THE REQUEST: Return the listing word for word, as given.

(A run of records)
──────────────────────────────

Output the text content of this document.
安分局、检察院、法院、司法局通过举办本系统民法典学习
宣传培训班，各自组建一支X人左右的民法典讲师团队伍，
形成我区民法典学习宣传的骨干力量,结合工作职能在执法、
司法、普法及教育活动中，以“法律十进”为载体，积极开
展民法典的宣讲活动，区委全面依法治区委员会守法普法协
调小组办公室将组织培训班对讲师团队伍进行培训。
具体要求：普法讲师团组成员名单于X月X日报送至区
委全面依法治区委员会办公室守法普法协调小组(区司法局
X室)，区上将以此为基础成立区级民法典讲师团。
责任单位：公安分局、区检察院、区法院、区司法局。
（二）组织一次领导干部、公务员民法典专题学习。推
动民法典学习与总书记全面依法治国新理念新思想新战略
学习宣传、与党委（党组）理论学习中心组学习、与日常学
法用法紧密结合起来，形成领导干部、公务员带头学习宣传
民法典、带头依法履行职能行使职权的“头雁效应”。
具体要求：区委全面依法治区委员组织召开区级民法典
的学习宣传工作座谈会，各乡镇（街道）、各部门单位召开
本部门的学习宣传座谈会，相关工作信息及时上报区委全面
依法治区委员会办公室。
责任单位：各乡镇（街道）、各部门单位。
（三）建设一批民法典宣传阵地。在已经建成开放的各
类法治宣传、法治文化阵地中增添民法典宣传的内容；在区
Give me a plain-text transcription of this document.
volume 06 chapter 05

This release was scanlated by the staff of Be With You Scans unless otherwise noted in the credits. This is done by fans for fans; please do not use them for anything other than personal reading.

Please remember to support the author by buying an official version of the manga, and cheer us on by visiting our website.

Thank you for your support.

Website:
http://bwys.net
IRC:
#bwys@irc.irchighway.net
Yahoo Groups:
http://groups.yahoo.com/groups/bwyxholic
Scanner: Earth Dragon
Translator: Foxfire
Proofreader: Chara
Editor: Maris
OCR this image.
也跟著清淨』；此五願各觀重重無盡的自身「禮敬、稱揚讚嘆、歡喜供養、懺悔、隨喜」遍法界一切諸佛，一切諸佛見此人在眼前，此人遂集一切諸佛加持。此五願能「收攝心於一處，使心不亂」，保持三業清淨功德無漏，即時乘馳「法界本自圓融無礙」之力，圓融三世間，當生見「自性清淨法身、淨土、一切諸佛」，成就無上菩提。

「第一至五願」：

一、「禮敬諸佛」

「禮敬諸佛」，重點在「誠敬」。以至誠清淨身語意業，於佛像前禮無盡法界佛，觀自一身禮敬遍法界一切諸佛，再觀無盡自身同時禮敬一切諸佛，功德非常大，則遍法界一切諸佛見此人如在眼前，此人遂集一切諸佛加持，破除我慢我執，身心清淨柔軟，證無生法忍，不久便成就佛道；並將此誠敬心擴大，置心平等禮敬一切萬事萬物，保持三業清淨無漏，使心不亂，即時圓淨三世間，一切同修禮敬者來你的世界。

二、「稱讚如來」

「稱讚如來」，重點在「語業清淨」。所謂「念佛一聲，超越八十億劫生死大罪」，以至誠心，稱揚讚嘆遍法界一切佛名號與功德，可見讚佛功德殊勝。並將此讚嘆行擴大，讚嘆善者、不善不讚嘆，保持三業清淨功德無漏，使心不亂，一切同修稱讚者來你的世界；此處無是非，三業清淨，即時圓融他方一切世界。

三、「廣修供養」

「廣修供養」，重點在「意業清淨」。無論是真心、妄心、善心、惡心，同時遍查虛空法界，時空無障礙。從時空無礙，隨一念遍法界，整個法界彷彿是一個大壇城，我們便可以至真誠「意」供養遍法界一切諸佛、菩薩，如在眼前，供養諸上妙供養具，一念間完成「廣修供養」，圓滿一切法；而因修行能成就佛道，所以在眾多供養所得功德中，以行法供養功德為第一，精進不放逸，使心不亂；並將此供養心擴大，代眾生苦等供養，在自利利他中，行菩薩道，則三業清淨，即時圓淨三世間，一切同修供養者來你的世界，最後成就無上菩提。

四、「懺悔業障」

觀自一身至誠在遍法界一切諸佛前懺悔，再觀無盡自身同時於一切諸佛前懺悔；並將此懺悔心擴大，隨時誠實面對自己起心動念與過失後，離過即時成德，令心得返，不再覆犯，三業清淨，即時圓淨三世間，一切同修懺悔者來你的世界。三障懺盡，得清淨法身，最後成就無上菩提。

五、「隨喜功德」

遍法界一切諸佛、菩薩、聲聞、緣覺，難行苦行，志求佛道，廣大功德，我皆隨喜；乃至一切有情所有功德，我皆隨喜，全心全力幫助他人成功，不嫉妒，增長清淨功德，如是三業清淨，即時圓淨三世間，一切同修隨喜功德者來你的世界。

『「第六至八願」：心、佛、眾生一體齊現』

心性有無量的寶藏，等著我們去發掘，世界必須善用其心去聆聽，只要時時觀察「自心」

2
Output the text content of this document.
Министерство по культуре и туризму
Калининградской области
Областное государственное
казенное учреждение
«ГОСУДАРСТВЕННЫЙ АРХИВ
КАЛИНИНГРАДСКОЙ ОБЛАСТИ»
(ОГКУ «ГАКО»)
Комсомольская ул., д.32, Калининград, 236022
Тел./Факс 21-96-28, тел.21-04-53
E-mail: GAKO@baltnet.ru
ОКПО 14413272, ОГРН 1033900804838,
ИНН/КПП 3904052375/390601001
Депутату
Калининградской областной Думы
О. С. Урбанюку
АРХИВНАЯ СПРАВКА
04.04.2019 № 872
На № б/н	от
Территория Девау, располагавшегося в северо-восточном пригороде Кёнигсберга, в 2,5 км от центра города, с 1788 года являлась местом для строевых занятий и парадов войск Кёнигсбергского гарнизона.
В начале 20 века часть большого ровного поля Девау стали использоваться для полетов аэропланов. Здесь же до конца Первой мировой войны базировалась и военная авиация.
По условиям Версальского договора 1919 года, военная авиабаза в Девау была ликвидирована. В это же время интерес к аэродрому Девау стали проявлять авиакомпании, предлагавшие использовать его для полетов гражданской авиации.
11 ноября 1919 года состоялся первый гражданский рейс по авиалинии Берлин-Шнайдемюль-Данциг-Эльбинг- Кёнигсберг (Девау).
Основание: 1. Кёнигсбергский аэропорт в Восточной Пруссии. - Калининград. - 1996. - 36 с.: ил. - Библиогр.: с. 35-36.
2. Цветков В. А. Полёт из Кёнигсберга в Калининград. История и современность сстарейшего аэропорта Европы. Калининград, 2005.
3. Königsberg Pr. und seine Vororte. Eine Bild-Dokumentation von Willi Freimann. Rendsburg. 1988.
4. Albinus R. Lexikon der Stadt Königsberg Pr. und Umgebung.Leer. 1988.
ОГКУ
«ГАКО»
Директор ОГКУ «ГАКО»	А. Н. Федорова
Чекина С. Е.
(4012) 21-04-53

──────────────────────────────

TASK ANSWER:
Output the text content of this document.
安分局、检察院、法院、司法局通过举办本系统民法典学习
宣传培训班，各自组建一支X人左右的民法典讲师团队伍，
形成我区民法典学习宣传的骨干力量,结合工作职能在执法、
司法、普法及教育活动中，以“法律十进”为载体，积极开
展民法典的宣讲活动，区委全面依法治区委员会守法普法协
调小组办公室将组织培训班对讲师团队伍进行培训。
具体要求：普法讲师团组成员名单于X月X日报送至区
委全面依法治区委员会办公室守法普法协调小组(区司法局
X室)，区上将以此为基础成立区级民法典讲师团。
责任单位：公安分局、区检察院、区法院、区司法局。
（二）组织一次领导干部、公务员民法典专题学习。推
动民法典学习与总书记全面依法治国新理念新思想新战略
学习宣传、与党委（党组）理论学习中心组学习、与日常学
法用法紧密结合起来，形成领导干部、公务员带头学习宣传
民法典、带头依法履行职能行使职权的“头雁效应”。
具体要求：区委全面依法治区委员组织召开区级民法典
的学习宣传工作座谈会，各乡镇（街道）、各部门单位召开
本部门的学习宣传座谈会，相关工作信息及时上报区委全面
依法治区委员会办公室。
责任单位：各乡镇（街道）、各部门单位。
（三）建设一批民法典宣传阵地。在已经建成开放的各
类法治宣传、法治文化阵地中增添民法典宣传的内容；在区
Give me a plain-text transcription of this document.
volume 06 chapter 05

This release was scanlated by the staff of Be With You Scans unless otherwise noted in the credits. This is done by fans for fans; please do not use them for anything other than personal reading.

Please remember to support the author by buying an official version of the manga, and cheer us on by visiting our website.

Thank you for your support.

Website:
http://bwys.net
IRC:
#bwys@irc.irchighway.net
Yahoo Groups:
http://groups.yahoo.com/groups/bwyxholic
Scanner: Earth Dragon
Translator: Foxfire
Proofreader: Chara
Editor: Maris
OCR this image.
也跟著清淨』；此五願各觀重重無盡的自身「禮敬、稱揚讚嘆、歡喜供養、懺悔、隨喜」遍法界一切諸佛，一切諸佛見此人在眼前，此人遂集一切諸佛加持。此五願能「收攝心於一處，使心不亂」，保持三業清淨功德無漏，即時乘馳「法界本自圓融無礙」之力，圓融三世間，當生見「自性清淨法身、淨土、一切諸佛」，成就無上菩提。

「第一至五願」：

一、「禮敬諸佛」

「禮敬諸佛」，重點在「誠敬」。以至誠清淨身語意業，於佛像前禮無盡法界佛，觀自一身禮敬遍法界一切諸佛，再觀無盡自身同時禮敬一切諸佛，功德非常大，則遍法界一切諸佛見此人如在眼前，此人遂集一切諸佛加持，破除我慢我執，身心清淨柔軟，證無生法忍，不久便成就佛道；並將此誠敬心擴大，置心平等禮敬一切萬事萬物，保持三業清淨無漏，使心不亂，即時圓淨三世間，一切同修禮敬者來你的世界。

二、「稱讚如來」

「稱讚如來」，重點在「語業清淨」。所謂「念佛一聲，超越八十億劫生死大罪」，以至誠心，稱揚讚嘆遍法界一切佛名號與功德，可見讚佛功德殊勝。並將此讚嘆行擴大，讚嘆善者、不善不讚嘆，保持三業清淨功德無漏，使心不亂，一切同修稱讚者來你的世界；此處無是非，三業清淨，即時圓融他方一切世界。

三、「廣修供養」

「廣修供養」，重點在「意業清淨」。無論是真心、妄心、善心、惡心，同時遍查虛空法界，時空無障礙。從時空無礙，隨一念遍法界，整個法界彷彿是一個大壇城，我們便可以至真誠「意」供養遍法界一切諸佛、菩薩，如在眼前，供養諸上妙供養具，一念間完成「廣修供養」，圓滿一切法；而因修行能成就佛道，所以在眾多供養所得功德中，以行法供養功德為第一，精進不放逸，使心不亂；並將此供養心擴大，代眾生苦等供養，在自利利他中，行菩薩道，則三業清淨，即時圓淨三世間，一切同修供養者來你的世界，最後成就無上菩提。

四、「懺悔業障」

觀自一身至誠在遍法界一切諸佛前懺悔，再觀無盡自身同時於一切諸佛前懺悔；並將此懺悔心擴大，隨時誠實面對自己起心動念與過失後，離過即時成德，令心得返，不再覆犯，三業清淨，即時圓淨三世間，一切同修懺悔者來你的世界。三障懺盡，得清淨法身，最後成就無上菩提。

五、「隨喜功德」

遍法界一切諸佛、菩薩、聲聞、緣覺，難行苦行，志求佛道，廣大功德，我皆隨喜；乃至一切有情所有功德，我皆隨喜，全心全力幫助他人成功，不嫉妒，增長清淨功德，如是三業清淨，即時圓淨三世間，一切同修隨喜功德者來你的世界。

『「第六至八願」：心、佛、眾生一體齊現』

心性有無量的寶藏，等著我們去發掘，世界必須善用其心去聆聽，只要時時觀察「自心」

2
Output the text content of this document.
Министерство по культуре и туризму
Калининградской области
Областное государственное
казенное учреждение
«ГОСУДАРСТВЕННЫЙ АРХИВ
КАЛИНИНГРАДСКОЙ ОБЛАСТИ»
(ОГКУ «ГАКО»)
Комсомольская ул., д.32, Калининград, 236022
Тел./Факс 21-96-28, тел.21-04-53
E-mail: GAKO@baltnet.ru
ОКПО 14413272, ОГРН 1033900804838,
ИНН/КПП 3904052375/390601001
Депутату
Калининградской областной Думы
О. С. Урбанюку
АРХИВНАЯ СПРАВКА
04.04.2019 № 872
На № б/н	от
Территория Девау, располагавшегося в северо-восточном пригороде Кёнигсберга, в 2,5 км от центра города, с 1788 года являлась местом для строевых занятий и парадов войск Кёнигсбергского гарнизона.
В начале 20 века часть большого ровного поля Девау стали использоваться для полетов аэропланов. Здесь же до конца Первой мировой войны базировалась и военная авиация.
По условиям Версальского договора 1919 года, военная авиабаза в Девау была ликвидирована. В это же время интерес к аэродрому Девау стали проявлять авиакомпании, предлагавшие использовать его для полетов гражданской авиации.
11 ноября 1919 года состоялся первый гражданский рейс по авиалинии Берлин-Шнайдемюль-Данциг-Эльбинг- Кёнигсберг (Девау).
Основание: 1. Кёнигсбергский аэропорт в Восточной Пруссии. - Калининград. - 1996. - 36 с.: ил. - Библиогр.: с. 35-36.
2. Цветков В. А. Полёт из Кёнигсберга в Калининград. История и современность сстарейшего аэропорта Европы. Калининград, 2005.
3. Königsberg Pr. und seine Vororte. Eine Bild-Dokumentation von Willi Freimann. Rendsburg. 1988.
4. Albinus R. Lexikon der Stadt Königsberg Pr. und Umgebung.Leer. 1988.
ОГКУ
«ГАКО»
Директор ОГКУ «ГАКО»	А. Н. Федорова
Чекина С. Е.
(4012) 21-04-53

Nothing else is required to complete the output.